* [Written instruction]
Search the records that follow and extract every line containing the string "waste".

===== Input for this task

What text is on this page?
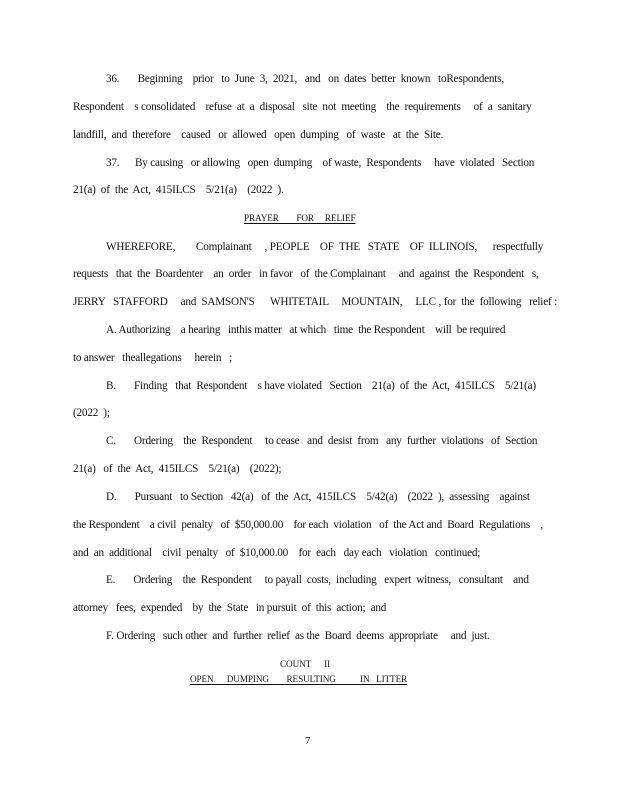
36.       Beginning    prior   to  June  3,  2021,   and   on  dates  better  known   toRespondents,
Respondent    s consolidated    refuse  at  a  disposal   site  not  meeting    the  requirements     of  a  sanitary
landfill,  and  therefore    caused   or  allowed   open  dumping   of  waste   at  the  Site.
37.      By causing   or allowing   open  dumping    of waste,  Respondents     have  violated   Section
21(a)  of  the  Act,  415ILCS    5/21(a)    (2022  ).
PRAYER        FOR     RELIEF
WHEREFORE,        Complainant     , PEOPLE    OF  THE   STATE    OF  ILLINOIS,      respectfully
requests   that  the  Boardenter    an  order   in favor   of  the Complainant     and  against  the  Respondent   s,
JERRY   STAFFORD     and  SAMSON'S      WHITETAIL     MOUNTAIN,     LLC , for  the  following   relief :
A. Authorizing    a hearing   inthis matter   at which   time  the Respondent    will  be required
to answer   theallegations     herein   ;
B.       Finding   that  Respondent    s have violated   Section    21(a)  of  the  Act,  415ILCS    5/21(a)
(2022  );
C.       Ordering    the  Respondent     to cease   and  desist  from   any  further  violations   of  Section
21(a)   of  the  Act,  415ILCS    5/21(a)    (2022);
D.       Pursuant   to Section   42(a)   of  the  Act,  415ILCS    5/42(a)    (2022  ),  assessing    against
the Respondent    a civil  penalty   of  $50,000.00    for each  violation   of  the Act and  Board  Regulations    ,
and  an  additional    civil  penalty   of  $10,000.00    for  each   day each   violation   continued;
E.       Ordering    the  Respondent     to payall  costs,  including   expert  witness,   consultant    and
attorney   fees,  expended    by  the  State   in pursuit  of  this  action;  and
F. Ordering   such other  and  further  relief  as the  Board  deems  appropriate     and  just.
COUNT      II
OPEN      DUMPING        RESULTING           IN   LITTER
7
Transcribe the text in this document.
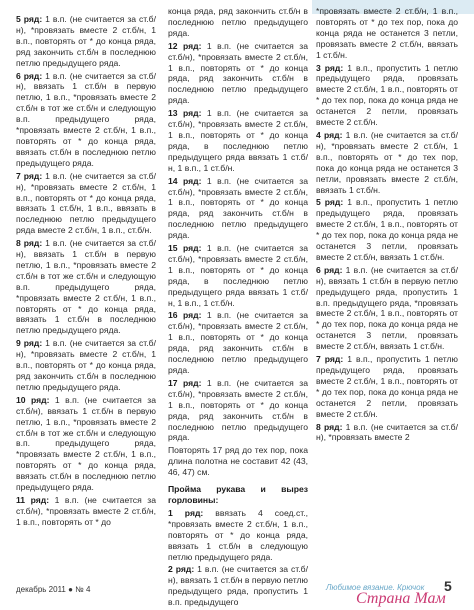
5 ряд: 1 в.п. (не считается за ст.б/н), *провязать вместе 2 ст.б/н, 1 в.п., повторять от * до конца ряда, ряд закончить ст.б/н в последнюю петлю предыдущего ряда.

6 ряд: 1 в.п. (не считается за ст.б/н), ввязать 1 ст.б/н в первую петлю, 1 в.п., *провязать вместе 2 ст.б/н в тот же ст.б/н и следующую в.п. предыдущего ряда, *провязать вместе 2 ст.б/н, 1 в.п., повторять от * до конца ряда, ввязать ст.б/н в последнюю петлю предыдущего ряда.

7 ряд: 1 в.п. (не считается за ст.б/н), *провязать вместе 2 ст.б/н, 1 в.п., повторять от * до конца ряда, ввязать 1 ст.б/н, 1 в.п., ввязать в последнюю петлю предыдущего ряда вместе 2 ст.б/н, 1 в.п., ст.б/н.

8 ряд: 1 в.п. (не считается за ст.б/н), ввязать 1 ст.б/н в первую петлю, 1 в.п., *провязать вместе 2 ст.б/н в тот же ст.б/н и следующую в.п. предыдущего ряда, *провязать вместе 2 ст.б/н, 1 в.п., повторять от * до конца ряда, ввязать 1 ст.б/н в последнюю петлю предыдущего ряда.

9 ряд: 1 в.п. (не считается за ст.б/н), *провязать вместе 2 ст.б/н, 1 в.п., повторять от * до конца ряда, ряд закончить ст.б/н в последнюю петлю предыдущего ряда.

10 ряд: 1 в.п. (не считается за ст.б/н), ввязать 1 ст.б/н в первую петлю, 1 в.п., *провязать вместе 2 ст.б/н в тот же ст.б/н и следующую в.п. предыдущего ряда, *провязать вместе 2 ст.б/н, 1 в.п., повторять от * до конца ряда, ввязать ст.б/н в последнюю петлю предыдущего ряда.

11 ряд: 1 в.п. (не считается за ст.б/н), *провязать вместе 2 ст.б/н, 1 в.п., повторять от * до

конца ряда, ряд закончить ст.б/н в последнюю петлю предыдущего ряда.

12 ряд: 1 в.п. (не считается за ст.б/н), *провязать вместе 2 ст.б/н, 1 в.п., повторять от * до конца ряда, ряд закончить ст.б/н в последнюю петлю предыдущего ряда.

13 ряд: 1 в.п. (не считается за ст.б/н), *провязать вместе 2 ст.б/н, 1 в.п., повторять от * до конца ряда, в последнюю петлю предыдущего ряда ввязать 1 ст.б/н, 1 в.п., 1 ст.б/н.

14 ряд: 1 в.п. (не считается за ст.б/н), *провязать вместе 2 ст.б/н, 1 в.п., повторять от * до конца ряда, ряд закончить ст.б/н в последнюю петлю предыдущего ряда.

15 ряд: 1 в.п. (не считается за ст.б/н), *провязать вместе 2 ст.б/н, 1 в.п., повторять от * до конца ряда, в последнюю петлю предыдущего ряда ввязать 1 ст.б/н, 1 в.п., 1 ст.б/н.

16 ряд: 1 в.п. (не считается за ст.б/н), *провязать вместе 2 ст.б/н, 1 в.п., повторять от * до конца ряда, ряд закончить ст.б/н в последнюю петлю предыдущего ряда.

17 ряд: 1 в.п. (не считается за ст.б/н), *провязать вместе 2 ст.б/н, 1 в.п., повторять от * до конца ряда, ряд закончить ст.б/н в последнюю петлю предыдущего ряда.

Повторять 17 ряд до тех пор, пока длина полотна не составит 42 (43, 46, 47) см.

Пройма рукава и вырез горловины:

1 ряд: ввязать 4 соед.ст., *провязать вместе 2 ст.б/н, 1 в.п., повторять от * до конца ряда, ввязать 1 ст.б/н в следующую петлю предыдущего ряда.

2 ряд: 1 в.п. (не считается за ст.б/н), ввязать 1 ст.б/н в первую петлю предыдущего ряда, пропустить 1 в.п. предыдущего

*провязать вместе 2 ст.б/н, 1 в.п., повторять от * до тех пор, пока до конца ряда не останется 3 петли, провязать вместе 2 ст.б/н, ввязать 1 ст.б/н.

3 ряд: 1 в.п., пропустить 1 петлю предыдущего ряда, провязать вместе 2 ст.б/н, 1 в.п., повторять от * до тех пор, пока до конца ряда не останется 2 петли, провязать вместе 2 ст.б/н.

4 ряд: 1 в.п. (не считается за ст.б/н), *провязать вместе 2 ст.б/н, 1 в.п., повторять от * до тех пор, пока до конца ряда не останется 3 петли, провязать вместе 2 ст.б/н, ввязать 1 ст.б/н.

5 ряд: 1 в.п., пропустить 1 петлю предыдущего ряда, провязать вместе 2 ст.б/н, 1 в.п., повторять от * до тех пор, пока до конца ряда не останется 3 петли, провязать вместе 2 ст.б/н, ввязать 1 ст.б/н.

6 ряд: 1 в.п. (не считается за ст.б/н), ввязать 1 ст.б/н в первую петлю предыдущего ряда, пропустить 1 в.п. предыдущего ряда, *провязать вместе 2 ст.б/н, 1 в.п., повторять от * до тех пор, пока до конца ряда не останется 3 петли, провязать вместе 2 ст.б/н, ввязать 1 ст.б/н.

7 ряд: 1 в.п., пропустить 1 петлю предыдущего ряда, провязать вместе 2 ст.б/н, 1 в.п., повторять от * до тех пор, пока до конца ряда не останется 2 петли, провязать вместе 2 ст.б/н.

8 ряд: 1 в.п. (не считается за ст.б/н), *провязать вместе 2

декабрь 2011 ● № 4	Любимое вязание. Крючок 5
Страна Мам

==========

* [Output of the task]
landfill,  and  therefore    caused   or  allowed   open  dumping   of  waste   at  the  Site.
37.      By causing   or allowing   open  dumping    of waste,  Respondents     have  violated   Section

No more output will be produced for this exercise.